** start of SUPPLIED RECORDS **

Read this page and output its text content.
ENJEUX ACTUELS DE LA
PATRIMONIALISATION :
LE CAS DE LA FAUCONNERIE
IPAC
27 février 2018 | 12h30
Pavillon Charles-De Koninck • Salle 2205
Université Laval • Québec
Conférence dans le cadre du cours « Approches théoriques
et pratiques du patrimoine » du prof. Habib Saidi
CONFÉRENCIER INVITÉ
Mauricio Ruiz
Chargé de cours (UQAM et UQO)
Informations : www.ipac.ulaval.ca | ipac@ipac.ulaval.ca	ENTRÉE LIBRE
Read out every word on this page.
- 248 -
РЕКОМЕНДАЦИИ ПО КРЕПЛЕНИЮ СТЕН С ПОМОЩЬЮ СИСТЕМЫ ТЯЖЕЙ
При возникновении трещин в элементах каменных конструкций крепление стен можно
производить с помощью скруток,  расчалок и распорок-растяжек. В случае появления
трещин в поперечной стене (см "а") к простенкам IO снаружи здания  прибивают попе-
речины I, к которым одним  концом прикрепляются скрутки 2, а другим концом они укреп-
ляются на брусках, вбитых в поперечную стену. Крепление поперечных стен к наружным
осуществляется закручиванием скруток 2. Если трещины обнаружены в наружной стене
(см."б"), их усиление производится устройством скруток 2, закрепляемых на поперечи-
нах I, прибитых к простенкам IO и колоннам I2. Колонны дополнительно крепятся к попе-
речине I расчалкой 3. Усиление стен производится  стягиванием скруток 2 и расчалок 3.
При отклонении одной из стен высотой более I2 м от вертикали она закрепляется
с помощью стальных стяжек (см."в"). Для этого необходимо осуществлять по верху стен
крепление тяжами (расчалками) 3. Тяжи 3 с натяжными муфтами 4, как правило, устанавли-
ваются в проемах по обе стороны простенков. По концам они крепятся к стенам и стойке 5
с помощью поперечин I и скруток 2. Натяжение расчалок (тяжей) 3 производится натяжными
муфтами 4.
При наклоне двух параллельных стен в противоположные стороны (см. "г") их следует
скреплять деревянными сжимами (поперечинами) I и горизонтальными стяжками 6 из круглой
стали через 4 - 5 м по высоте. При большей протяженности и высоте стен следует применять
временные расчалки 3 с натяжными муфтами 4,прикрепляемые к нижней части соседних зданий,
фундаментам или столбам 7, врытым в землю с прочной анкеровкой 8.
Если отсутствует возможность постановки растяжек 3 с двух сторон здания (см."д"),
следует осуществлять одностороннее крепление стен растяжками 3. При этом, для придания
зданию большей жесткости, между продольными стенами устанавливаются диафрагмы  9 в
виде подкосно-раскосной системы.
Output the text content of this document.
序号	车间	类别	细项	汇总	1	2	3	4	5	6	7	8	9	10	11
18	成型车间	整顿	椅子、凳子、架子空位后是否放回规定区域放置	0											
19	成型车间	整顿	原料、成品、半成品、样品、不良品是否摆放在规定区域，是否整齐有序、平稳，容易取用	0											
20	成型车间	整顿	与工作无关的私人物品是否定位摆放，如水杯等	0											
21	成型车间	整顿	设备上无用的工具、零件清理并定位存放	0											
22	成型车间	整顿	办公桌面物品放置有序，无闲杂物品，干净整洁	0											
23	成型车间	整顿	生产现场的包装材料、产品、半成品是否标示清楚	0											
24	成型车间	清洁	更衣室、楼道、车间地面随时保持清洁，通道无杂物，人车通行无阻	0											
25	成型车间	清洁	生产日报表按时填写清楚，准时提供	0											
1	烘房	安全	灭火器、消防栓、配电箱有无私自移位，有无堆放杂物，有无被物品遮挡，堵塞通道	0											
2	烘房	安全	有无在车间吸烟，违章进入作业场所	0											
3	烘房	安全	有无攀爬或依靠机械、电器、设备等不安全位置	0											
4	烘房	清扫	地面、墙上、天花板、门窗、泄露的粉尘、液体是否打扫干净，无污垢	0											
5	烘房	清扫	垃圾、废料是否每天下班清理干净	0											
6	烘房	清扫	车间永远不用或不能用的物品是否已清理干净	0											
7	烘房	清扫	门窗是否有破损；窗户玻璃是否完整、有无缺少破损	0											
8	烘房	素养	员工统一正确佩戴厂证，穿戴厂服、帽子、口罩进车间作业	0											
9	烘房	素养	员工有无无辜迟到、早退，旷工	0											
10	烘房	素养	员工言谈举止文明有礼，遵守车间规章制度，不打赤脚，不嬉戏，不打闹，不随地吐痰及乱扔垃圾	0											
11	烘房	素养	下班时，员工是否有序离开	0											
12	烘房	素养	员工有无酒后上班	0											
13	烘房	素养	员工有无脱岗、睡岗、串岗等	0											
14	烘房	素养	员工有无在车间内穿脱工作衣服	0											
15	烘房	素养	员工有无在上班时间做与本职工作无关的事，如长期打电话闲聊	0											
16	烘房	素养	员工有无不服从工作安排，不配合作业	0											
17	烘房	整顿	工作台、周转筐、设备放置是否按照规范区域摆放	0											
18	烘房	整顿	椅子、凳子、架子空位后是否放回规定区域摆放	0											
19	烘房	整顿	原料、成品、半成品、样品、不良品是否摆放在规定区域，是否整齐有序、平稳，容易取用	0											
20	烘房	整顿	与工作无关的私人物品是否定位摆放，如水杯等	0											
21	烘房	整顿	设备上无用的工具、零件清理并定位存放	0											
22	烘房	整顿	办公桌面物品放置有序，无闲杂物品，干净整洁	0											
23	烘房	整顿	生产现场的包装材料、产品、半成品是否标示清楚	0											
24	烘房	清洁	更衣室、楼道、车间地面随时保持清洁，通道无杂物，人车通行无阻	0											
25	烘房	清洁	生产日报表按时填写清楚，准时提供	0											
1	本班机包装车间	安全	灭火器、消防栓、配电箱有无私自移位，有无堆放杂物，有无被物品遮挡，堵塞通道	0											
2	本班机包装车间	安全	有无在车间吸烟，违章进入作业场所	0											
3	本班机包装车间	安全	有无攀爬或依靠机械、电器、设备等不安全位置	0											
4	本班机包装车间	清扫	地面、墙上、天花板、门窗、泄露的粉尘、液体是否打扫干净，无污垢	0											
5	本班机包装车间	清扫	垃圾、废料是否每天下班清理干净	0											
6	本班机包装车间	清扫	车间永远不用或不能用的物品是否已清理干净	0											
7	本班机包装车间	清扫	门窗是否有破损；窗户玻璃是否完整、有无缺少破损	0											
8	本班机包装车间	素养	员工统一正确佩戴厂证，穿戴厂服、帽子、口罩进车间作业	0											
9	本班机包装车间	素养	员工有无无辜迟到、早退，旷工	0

** end of SUPPLIED RECORDS **

WHAT THE TASK ASKS
Go through the records and copy each line with "text" in it.

ANSWER TO THE PROBLEM
Read this page and output its text content.
Output the text content of this document.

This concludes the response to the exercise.